### Required action A
In the passage comparing REBOA and SAAP, what does a rapidly dropping heart rate indicate?
### Required action B
Write what comes next in the passage comparing REBOA and SAAP, starting after its final sentence.

╭─ Supplied text

REBOA appears to be best suited for patients with NCTH that still have an intact, albeit compromised, intrinsic circulation, whereas SAAP is a therapy designed primarily to treat cardiac arrest, a state of lost intrinsic circulation. However, the interface between these 2 states is a severely compromised circulation with impending cardiac arrest. This interface poses a challenge to clinically determine which patients would best benefit from REBOA versus SAAP. Heart rate, point-of-care cardiac ultrasound, and clinical assessment of compensatory reserve versus impending cardiac arrest could be used to guide the choice of catheterization for REBOA versus SAAP. Tachycardia suggests ongoing compensatory effort by the heart, whereas a rapidly dropping heart rate (inappropriate bradycardia) indicates impending cardiac arrest. Cardiac ultrasound could differentiate active contractility in the face of hypovolemia versus loss of contractility heralding arrest. Clinical assessment of the rate of decompensation could help differentiate patients who have time for REBOA catheterization and IV volume resuscitation versus patients who will likely progress to cardiac arrest during aortic catheterization and would thus be more appropriate for SAAP therapy. Future clinical experience with both REBOA and SAAP will reveal the best approach to this interface between these 2 interventions.
Whilst it is challenging to clinically determine which patients would benefit from active endovascular resuscitation as compared to passive endovascular resuscitation (REBOA), SAAP allows for a REBOA-like intervention (inflation of the SAAP balloon without aortic infusion) prior to full SAAP treatment. This may therefore present the potential of a clinical paradigm that begins with passive resuscitation, followed by active resuscitation (SAAP), as required. The viability for SAAP as a multirole catheter will be highly dependent on catheter size and simplicity of function when used as an afterload support and inflow control device only.

╰─
╭─ Listed records

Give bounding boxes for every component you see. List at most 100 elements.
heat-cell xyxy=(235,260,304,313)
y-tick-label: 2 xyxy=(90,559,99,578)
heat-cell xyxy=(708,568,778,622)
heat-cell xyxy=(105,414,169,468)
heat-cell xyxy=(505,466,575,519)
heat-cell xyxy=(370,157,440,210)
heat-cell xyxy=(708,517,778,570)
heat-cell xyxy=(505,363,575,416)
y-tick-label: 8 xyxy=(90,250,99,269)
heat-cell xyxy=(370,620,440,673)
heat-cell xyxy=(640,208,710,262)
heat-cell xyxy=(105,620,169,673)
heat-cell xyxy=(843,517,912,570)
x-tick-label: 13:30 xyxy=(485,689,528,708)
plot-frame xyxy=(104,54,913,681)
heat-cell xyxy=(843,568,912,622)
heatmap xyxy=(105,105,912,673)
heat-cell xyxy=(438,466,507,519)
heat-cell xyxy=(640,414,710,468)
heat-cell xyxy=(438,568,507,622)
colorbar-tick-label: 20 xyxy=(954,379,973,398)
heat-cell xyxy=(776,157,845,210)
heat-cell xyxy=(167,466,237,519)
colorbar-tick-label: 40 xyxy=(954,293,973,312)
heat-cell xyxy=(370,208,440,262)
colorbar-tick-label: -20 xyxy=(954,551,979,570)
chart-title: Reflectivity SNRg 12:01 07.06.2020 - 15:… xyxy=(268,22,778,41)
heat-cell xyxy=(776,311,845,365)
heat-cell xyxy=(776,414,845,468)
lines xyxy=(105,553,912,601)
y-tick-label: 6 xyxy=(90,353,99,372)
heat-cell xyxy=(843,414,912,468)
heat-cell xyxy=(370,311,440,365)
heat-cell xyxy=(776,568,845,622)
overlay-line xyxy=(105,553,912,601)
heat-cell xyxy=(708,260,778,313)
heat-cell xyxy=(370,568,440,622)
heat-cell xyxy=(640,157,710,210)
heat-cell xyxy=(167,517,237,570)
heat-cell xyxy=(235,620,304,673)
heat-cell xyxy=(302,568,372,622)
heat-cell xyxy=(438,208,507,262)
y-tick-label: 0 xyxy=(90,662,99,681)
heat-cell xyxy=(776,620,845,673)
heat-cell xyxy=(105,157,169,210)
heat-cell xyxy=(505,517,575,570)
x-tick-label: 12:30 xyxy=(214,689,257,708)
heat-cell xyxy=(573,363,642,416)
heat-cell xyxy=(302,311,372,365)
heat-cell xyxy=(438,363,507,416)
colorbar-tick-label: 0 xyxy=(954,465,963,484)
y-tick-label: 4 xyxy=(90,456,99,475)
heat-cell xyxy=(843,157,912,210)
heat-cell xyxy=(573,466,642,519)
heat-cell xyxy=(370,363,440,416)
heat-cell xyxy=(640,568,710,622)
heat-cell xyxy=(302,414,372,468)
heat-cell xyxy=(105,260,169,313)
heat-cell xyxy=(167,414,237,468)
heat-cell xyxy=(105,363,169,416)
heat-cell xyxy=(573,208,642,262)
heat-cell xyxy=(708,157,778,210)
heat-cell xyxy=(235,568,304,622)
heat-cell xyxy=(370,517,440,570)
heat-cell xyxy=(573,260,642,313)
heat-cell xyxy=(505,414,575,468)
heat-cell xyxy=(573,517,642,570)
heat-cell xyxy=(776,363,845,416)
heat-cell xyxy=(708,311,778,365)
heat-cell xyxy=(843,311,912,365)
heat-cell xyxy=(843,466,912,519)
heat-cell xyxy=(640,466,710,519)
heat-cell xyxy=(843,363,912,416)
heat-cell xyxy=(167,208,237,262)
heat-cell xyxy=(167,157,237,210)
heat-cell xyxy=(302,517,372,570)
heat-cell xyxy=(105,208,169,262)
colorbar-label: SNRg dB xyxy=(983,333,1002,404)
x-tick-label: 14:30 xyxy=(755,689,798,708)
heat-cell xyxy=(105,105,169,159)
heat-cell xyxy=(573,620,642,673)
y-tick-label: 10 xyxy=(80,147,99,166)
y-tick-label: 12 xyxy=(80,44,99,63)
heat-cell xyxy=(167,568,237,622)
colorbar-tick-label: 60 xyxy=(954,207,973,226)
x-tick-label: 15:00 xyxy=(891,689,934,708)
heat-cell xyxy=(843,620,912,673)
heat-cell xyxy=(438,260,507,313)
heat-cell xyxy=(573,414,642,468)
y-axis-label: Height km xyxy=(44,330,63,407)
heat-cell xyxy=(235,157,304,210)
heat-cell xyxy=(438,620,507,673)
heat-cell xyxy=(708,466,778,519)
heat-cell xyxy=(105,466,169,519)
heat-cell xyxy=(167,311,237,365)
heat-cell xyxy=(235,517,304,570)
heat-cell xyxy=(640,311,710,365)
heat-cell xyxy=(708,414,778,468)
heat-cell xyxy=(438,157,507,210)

╰─

### Response box A
Impending cardiac arrest.

### Response box B
This study was undertaken under laboratory conditions in large swine, and as such may have practical limitations when applied in human clinical trials or general clinical practice. In particular, the current clinical definition of TCA does not differentiate between a LOST (where REBOA and IV filling may be effective) and a NOST (where SAAP is likely to be superior to REBOA and IV filling). There is some evidence from this study that cardiac electrical activity and ETCO2 may be of utility in making this differentiation. Furthermore, the complexity of delivering SAAP in-hospital, and particularly prehospital should not be underestimated.
SAAP inferred a superior short-term survival over REBOA in this large animal model of hemorrhage-induced TCA with NCTH. SAAP using an oxygen-carrying perfusate is more effective than non-oxygen carrying solutions in TCA. SAAP can effect ROSC from hemorrhage-induced electrocardiographic asystole in large swine.